Word for word, set down the records and skip each picture.

##### Records for processing

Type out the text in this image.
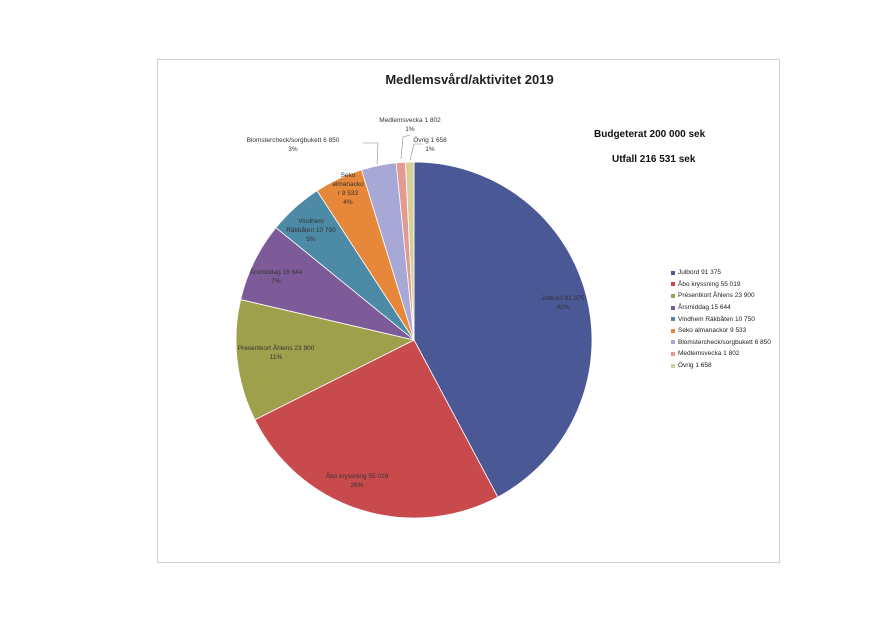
Medlemsvård/aktivitet 2019
Budgeterat 200 000 sek
Utfall 216 531 sek
Julbord 91 375 42%
Åbo kryssning 55 019 26%
Presentkort Åhlens 23 900 11%
Årsmiddag 15 644 7%
Vindhem Räkbåten 10 750 5%
Seko almanacko r 9 533 4%
Blomstercheck/sorgbukett 6 850 3%
Medlemsvecka 1 802 1%
Övrig 1 658 1%
Julbord 91 375
Åbo kryssning 55 019
Presentkort Åhlens 23 900
Årsmiddag 15 644
Vindhem Räkbåten 10 750
Seko almanackor 9 533
Blomstercheck/sorgbukett 6 850
Medlemsvecka 1 802
Övrig 1 658
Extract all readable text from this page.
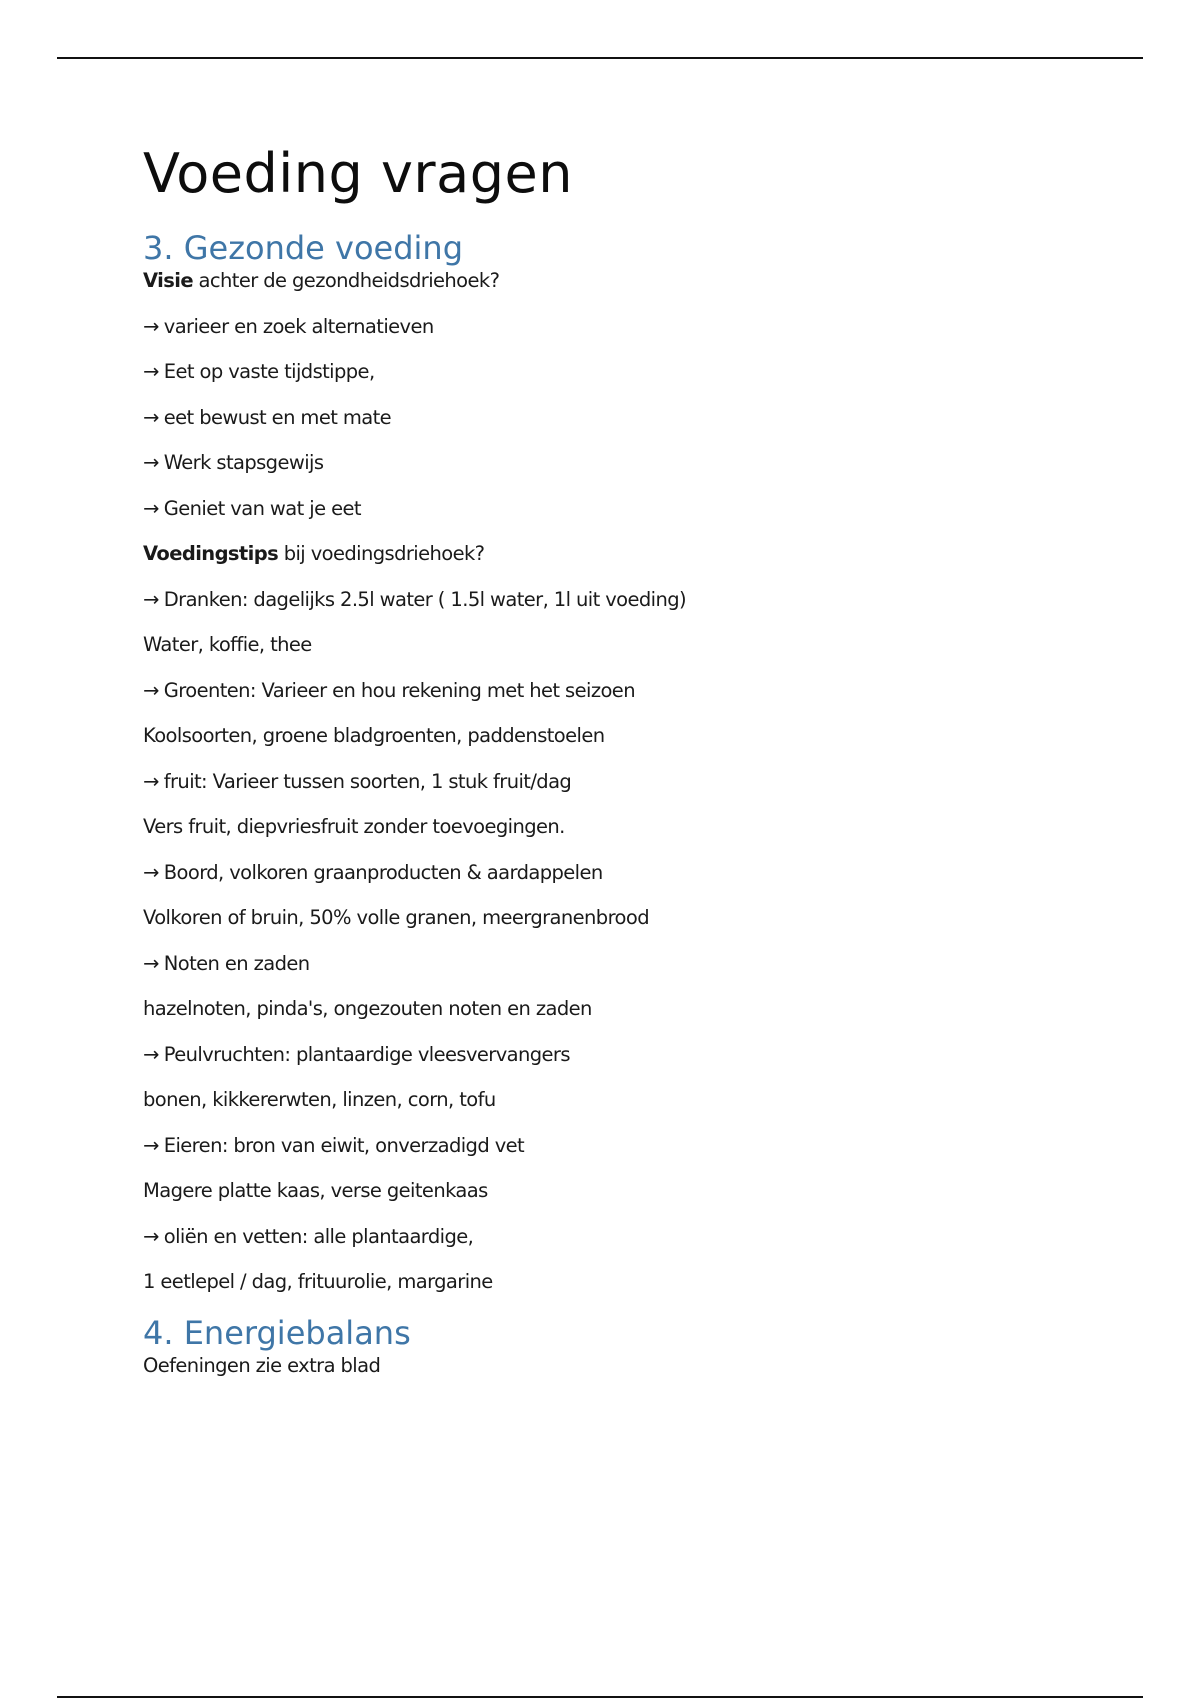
Voeding vragen
3. Gezonde voeding

Visie achter de gezondheidsdriehoek?

→ varieer en zoek alternatieven

→ Eet op vaste tijdstippe,

→ eet bewust en met mate

→ Werk stapsgewijs

→ Geniet van wat je eet

Voedingstips bij voedingsdriehoek?

→ Dranken: dagelijks 2.5l water ( 1.5l water, 1l uit voeding)

Water, koffie, thee

→ Groenten: Varieer en hou rekening met het seizoen

Koolsoorten, groene bladgroenten, paddenstoelen

→ fruit: Varieer tussen soorten, 1 stuk fruit/dag

Vers fruit, diepvriesfruit zonder toevoegingen.

→ Boord, volkoren graanproducten & aardappelen

Volkoren of bruin, 50% volle granen, meergranenbrood

→ Noten en zaden

hazelnoten, pinda's, ongezouten noten en zaden

→ Peulvruchten: plantaardige vleesvervangers

bonen, kikkererwten, linzen, corn, tofu

→ Eieren: bron van eiwit, onverzadigd vet

Magere platte kaas, verse geitenkaas

→ oliën en vetten: alle plantaardige,

1 eetlepel / dag, frituurolie, margarine

4. Energiebalans

Oefeningen zie extra blad
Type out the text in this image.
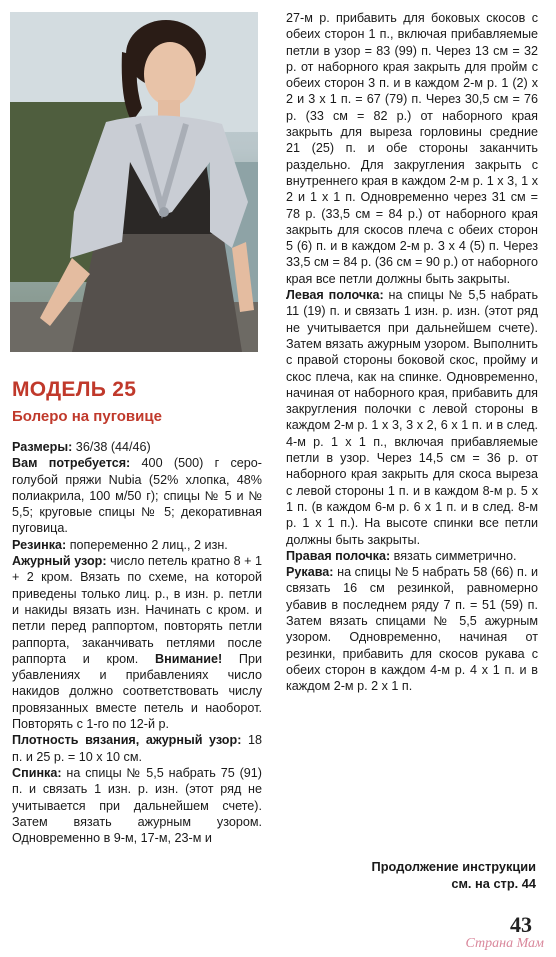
МОДЕЛЬ 25
Болеро на пуговице

Размеры: 36/38 (44/46)

Вам потребуется: 400 (500) г серо-голубой пряжи Nubia (52% хлопка, 48% полиакрила, 100 м/50 г); спицы № 5 и № 5,5; круговые спицы № 5; декоративная пуговица.

Резинка: попеременно 2 лиц., 2 изн.

Ажурный узор: число петель кратно 8 + 1 + 2 кром. Вязать по схеме, на которой приведены только лиц. р., в изн. р. петли и накиды вязать изн. Начинать с кром. и петли перед раппортом, повторять петли раппорта, заканчивать петлями после раппорта и кром. Внимание! При убавлениях и прибавлениях число накидов должно соответствовать числу провязанных вместе петель и наоборот. Повторять с 1-го по 12-й р.

Плотность вязания, ажурный узор: 18 п. и 25 р. = 10 х 10 см.

Спинка: на спицы № 5,5 набрать 75 (91) п. и связать 1 изн. р. изн. (этот ряд не учитывается при дальнейшем счете). Затем вязать ажурным узором. Одновременно в 9-м, 17-м, 23-м и

27-м р. прибавить для боковых скосов с обеих сторон 1 п., включая прибавляемые петли в узор = 83 (99) п. Через 13 см = 32 р. от наборного края закрыть для пройм с обеих сторон 3 п. и в каждом 2-м р. 1 (2) х 2 и 3 х 1 п. = 67 (79) п. Через 30,5 см = 76 р. (33 см = 82 р.) от наборного края закрыть для выреза горловины средние 21 (25) п. и обе стороны заканчить раздельно. Для закругления закрыть с внутреннего края в каждом 2-м р. 1 х 3, 1 х 2 и 1 х 1 п. Одновременно через 31 см = 78 р. (33,5 см = 84 р.) от наборного края закрыть для скосов плеча с обеих сторон 5 (6) п. и в каждом 2-м р. 3 х 4 (5) п. Через 33,5 см = 84 р. (36 см = 90 р.) от наборного края все петли должны быть закрыты.

Левая полочка: на спицы № 5,5 набрать 11 (19) п. и связать 1 изн. р. изн. (этот ряд не учитывается при дальнейшем счете). Затем вязать ажурным узором. Выполнить с правой стороны боковой скос, пройму и скос плеча, как на спинке. Одновременно, начиная от наборного края, прибавить для закругления полочки с левой стороны в каждом 2-м р. 1 х 3, 3 х 2, 6 х 1 п. и в след. 4-м р. 1 х 1 п., включая прибавляемые петли в узор. Через 14,5 см = 36 р. от наборного края закрыть для скоса выреза с левой стороны 1 п. и в каждом 8-м р. 5 х 1 п. (в каждом 6-м р. 6 х 1 п. и в след. 8-м р. 1 х 1 п.). На высоте спинки все петли должны быть закрыты.

Правая полочка: вязать симметрично.

Рукава: на спицы № 5 набрать 58 (66) п. и связать 16 см резинкой, равномерно убавив в последнем ряду 7 п. = 51 (59) п. Затем вязать спицами № 5,5 ажурным узором. Одновременно, начиная от резинки, прибавить для скосов рукава с обеих сторон в каждом 4-м р. 4 х 1 п. и в каждом 2-м р. 2 х 1 п.

Продолжение инструкции
см. на стр. 44
43
Страна Мам
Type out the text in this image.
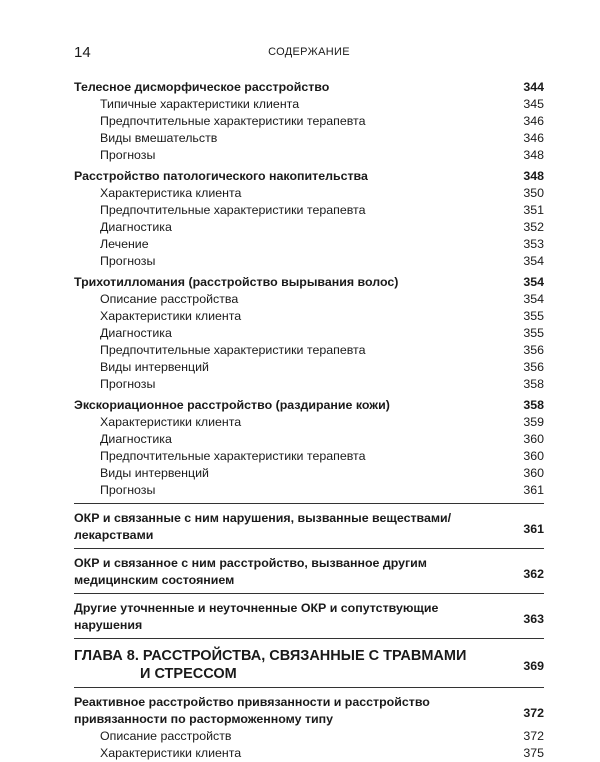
14	СОДЕРЖАНИЕ
Телесное дисморфическое расстройство	344
Типичные характеристики клиента	345
Предпочтительные характеристики терапевта	346
Виды вмешательств	346
Прогнозы	348
Расстройство патологического накопительства	348
Характеристика клиента	350
Предпочтительные характеристики терапевта	351
Диагностика	352
Лечение	353
Прогнозы	354
Трихотилломания (расстройство вырывания волос)	354
Описание расстройства	354
Характеристики клиента	355
Диагностика	355
Предпочтительные характеристики терапевта	356
Виды интервенций	356
Прогнозы	358
Экскориационное расстройство (раздирание кожи)	358
Характеристики клиента	359
Диагностика	360
Предпочтительные характеристики терапевта	360
Виды интервенций	360
Прогнозы	361
ОКР и связанные с ним нарушения, вызванные веществами/
лекарствами	361
ОКР и связанное с ним расстройство, вызванное другим
медицинским состоянием	362
Другие уточненные и неуточненные ОКР и сопутствующие
нарушения	363
ГЛАВА 8. РАССТРОЙСТВА, СВЯЗАННЫЕ С ТРАВМАМИ
И СТРЕССОМ	369
Реактивное расстройство привязанности и расстройство
привязанности по расторможенному типу	372
Описание расстройств	372
Характеристики клиента	375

##########

**Exercise output:**
Type out the text in this image.
Medlemsvård/aktivitet 2019
Budgeterat 200 000 sek
Utfall 216 531 sek
Julbord 91 375 42%
Åbo kryssning 55 019 26%
Presentkort Åhlens 23 900 11%
Årsmiddag 15 644 7%
Vindhem Räkbåten 10 750 5%
Seko almanacko r 9 533 4%
Blomstercheck/sorgbukett 6 850 3%
Medlemsvecka 1 802 1%
Övrig 1 658 1%
Julbord 91 375
Åbo kryssning 55 019
Presentkort Åhlens 23 900
Årsmiddag 15 644
Vindhem Räkbåten 10 750
Seko almanackor 9 533
Blomstercheck/sorgbukett 6 850
Medlemsvecka 1 802
Övrig 1 658
Extract all readable text from this page.
Voeding vragen
3. Gezonde voeding

Visie achter de gezondheidsdriehoek?

→ varieer en zoek alternatieven

→ Eet op vaste tijdstippe,

→ eet bewust en met mate

→ Werk stapsgewijs

→ Geniet van wat je eet

Voedingstips bij voedingsdriehoek?

→ Dranken: dagelijks 2.5l water ( 1.5l water, 1l uit voeding)

Water, koffie, thee

→ Groenten: Varieer en hou rekening met het seizoen

Koolsoorten, groene bladgroenten, paddenstoelen

→ fruit: Varieer tussen soorten, 1 stuk fruit/dag

Vers fruit, diepvriesfruit zonder toevoegingen.

→ Boord, volkoren graanproducten & aardappelen

Volkoren of bruin, 50% volle granen, meergranenbrood

→ Noten en zaden

hazelnoten, pinda's, ongezouten noten en zaden

→ Peulvruchten: plantaardige vleesvervangers

bonen, kikkererwten, linzen, corn, tofu

→ Eieren: bron van eiwit, onverzadigd vet

Magere platte kaas, verse geitenkaas

→ oliën en vetten: alle plantaardige,

1 eetlepel / dag, frituurolie, margarine

4. Energiebalans

Oefeningen zie extra blad
Type out the text in this image.
МОДЕЛЬ 25
Болеро на пуговице

Размеры: 36/38 (44/46)

Вам потребуется: 400 (500) г серо-голубой пряжи Nubia (52% хлопка, 48% полиакрила, 100 м/50 г); спицы № 5 и № 5,5; круговые спицы № 5; декоративная пуговица.

Резинка: попеременно 2 лиц., 2 изн.

Ажурный узор: число петель кратно 8 + 1 + 2 кром. Вязать по схеме, на которой приведены только лиц. р., в изн. р. петли и накиды вязать изн. Начинать с кром. и петли перед раппортом, повторять петли раппорта, заканчивать петлями после раппорта и кром. Внимание! При убавлениях и прибавлениях число накидов должно соответствовать числу провязанных вместе петель и наоборот. Повторять с 1-го по 12-й р.

Плотность вязания, ажурный узор: 18 п. и 25 р. = 10 х 10 см.

Спинка: на спицы № 5,5 набрать 75 (91) п. и связать 1 изн. р. изн. (этот ряд не учитывается при дальнейшем счете). Затем вязать ажурным узором. Одновременно в 9-м, 17-м, 23-м и

27-м р. прибавить для боковых скосов с обеих сторон 1 п., включая прибавляемые петли в узор = 83 (99) п. Через 13 см = 32 р. от наборного края закрыть для пройм с обеих сторон 3 п. и в каждом 2-м р. 1 (2) х 2 и 3 х 1 п. = 67 (79) п. Через 30,5 см = 76 р. (33 см = 82 р.) от наборного края закрыть для выреза горловины средние 21 (25) п. и обе стороны заканчить раздельно. Для закругления закрыть с внутреннего края в каждом 2-м р. 1 х 3, 1 х 2 и 1 х 1 п. Одновременно через 31 см = 78 р. (33,5 см = 84 р.) от наборного края закрыть для скосов плеча с обеих сторон 5 (6) п. и в каждом 2-м р. 3 х 4 (5) п. Через 33,5 см = 84 р. (36 см = 90 р.) от наборного края все петли должны быть закрыты.

Левая полочка: на спицы № 5,5 набрать 11 (19) п. и связать 1 изн. р. изн. (этот ряд не учитывается при дальнейшем счете). Затем вязать ажурным узором. Выполнить с правой стороны боковой скос, пройму и скос плеча, как на спинке. Одновременно, начиная от наборного края, прибавить для закругления полочки с левой стороны в каждом 2-м р. 1 х 3, 3 х 2, 6 х 1 п. и в след. 4-м р. 1 х 1 п., включая прибавляемые петли в узор. Через 14,5 см = 36 р. от наборного края закрыть для скоса выреза с левой стороны 1 п. и в каждом 8-м р. 5 х 1 п. (в каждом 6-м р. 6 х 1 п. и в след. 8-м р. 1 х 1 п.). На высоте спинки все петли должны быть закрыты.

Правая полочка: вязать симметрично.

Рукава: на спицы № 5 набрать 58 (66) п. и связать 16 см резинкой, равномерно убавив в последнем ряду 7 п. = 51 (59) п. Затем вязать спицами № 5,5 ажурным узором. Одновременно, начиная от резинки, прибавить для скосов рукава с обеих сторон в каждом 4-м р. 4 х 1 п. и в каждом 2-м р. 2 х 1 п.

Продолжение инструкции
см. на стр. 44
43
Страна Мам
Type out the text in this image.
14	СОДЕРЖАНИЕ
Телесное дисморфическое расстройство	344
Типичные характеристики клиента	345
Предпочтительные характеристики терапевта	346
Виды вмешательств	346
Прогнозы	348
Расстройство патологического накопительства	348
Характеристика клиента	350
Предпочтительные характеристики терапевта	351
Диагностика	352
Лечение	353
Прогнозы	354
Трихотилломания (расстройство вырывания волос)	354
Описание расстройства	354
Характеристики клиента	355
Диагностика	355
Предпочтительные характеристики терапевта	356
Виды интервенций	356
Прогнозы	358
Экскориационное расстройство (раздирание кожи)	358
Характеристики клиента	359
Диагностика	360
Предпочтительные характеристики терапевта	360
Виды интервенций	360
Прогнозы	361
ОКР и связанные с ним нарушения, вызванные веществами/
лекарствами	361
ОКР и связанное с ним расстройство, вызванное другим
медицинским состоянием	362
Другие уточненные и неуточненные ОКР и сопутствующие
нарушения	363
ГЛАВА 8. РАССТРОЙСТВА, СВЯЗАННЫЕ С ТРАВМАМИ
И СТРЕССОМ	369
Реактивное расстройство привязанности и расстройство
привязанности по расторможенному типу	372
Описание расстройств	372
Характеристики клиента	375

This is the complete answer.